• Work required: Quote the whole listing verbatim.

Dataset items:
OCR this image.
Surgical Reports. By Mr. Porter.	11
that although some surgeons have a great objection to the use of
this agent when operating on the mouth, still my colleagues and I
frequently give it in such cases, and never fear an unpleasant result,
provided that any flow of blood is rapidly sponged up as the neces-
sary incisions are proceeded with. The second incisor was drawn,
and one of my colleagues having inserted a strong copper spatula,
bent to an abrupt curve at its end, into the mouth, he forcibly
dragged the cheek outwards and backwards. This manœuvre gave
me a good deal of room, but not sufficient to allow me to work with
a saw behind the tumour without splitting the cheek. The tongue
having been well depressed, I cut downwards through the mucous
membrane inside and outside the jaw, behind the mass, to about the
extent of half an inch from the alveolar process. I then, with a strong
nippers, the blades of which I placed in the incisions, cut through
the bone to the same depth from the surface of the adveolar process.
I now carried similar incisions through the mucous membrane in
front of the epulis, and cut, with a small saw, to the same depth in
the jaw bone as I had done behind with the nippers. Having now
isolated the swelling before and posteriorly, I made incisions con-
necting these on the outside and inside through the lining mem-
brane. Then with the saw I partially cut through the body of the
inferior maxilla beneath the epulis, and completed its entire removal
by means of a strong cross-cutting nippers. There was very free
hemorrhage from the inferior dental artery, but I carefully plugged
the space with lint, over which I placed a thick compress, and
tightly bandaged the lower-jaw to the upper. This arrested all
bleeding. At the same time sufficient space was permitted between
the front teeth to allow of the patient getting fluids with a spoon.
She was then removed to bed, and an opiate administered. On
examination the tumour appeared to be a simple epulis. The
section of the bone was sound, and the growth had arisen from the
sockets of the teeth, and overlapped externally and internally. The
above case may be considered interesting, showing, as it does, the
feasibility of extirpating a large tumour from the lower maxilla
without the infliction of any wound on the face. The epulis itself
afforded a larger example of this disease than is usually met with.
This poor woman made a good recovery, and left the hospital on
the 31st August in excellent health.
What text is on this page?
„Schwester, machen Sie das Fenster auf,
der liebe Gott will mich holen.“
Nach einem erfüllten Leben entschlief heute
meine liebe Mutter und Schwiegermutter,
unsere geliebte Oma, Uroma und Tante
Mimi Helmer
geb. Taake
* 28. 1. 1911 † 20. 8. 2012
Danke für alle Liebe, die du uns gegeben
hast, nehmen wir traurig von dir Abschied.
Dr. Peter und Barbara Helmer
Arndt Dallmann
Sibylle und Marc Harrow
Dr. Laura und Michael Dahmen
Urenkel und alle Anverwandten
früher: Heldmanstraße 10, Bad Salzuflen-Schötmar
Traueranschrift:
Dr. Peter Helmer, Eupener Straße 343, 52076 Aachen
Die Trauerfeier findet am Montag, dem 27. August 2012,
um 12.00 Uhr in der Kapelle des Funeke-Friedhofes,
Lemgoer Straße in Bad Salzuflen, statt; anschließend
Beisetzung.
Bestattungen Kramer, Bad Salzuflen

• Response to the task:
OCR this image.
Surgical Reports. By Mr. Porter.	11
that although some surgeons have a great objection to the use of
this agent when operating on the mouth, still my colleagues and I
frequently give it in such cases, and never fear an unpleasant result,
provided that any flow of blood is rapidly sponged up as the neces-
sary incisions are proceeded with. The second incisor was drawn,
and one of my colleagues having inserted a strong copper spatula,
bent to an abrupt curve at its end, into the mouth, he forcibly
dragged the cheek outwards and backwards. This manœuvre gave
me a good deal of room, but not sufficient to allow me to work with
a saw behind the tumour without splitting the cheek. The tongue
having been well depressed, I cut downwards through the mucous
membrane inside and outside the jaw, behind the mass, to about the
extent of half an inch from the alveolar process. I then, with a strong
nippers, the blades of which I placed in the incisions, cut through
the bone to the same depth from the surface of the adveolar process.
I now carried similar incisions through the mucous membrane in
front of the epulis, and cut, with a small saw, to the same depth in
the jaw bone as I had done behind with the nippers. Having now
isolated the swelling before and posteriorly, I made incisions con-
necting these on the outside and inside through the lining mem-
brane. Then with the saw I partially cut through the body of the
inferior maxilla beneath the epulis, and completed its entire removal
by means of a strong cross-cutting nippers. There was very free
hemorrhage from the inferior dental artery, but I carefully plugged
the space with lint, over which I placed a thick compress, and
tightly bandaged the lower-jaw to the upper. This arrested all
bleeding. At the same time sufficient space was permitted between
the front teeth to allow of the patient getting fluids with a spoon.
She was then removed to bed, and an opiate administered. On
examination the tumour appeared to be a simple epulis. The
section of the bone was sound, and the growth had arisen from the
sockets of the teeth, and overlapped externally and internally. The
above case may be considered interesting, showing, as it does, the
feasibility of extirpating a large tumour from the lower maxilla
without the infliction of any wound on the face. The epulis itself
afforded a larger example of this disease than is usually met with.
This poor woman made a good recovery, and left the hospital on
the 31st August in excellent health.
What text is on this page?
„Schwester, machen Sie das Fenster auf,
der liebe Gott will mich holen.“
Nach einem erfüllten Leben entschlief heute
meine liebe Mutter und Schwiegermutter,
unsere geliebte Oma, Uroma und Tante
Mimi Helmer
geb. Taake
* 28. 1. 1911 † 20. 8. 2012
Danke für alle Liebe, die du uns gegeben
hast, nehmen wir traurig von dir Abschied.
Dr. Peter und Barbara Helmer
Arndt Dallmann
Sibylle und Marc Harrow
Dr. Laura und Michael Dahmen
Urenkel und alle Anverwandten
früher: Heldmanstraße 10, Bad Salzuflen-Schötmar
Traueranschrift:
Dr. Peter Helmer, Eupener Straße 343, 52076 Aachen
Die Trauerfeier findet am Montag, dem 27. August 2012,
um 12.00 Uhr in der Kapelle des Funeke-Friedhofes,
Lemgoer Straße in Bad Salzuflen, statt; anschließend
Beisetzung.
Bestattungen Kramer, Bad Salzuflen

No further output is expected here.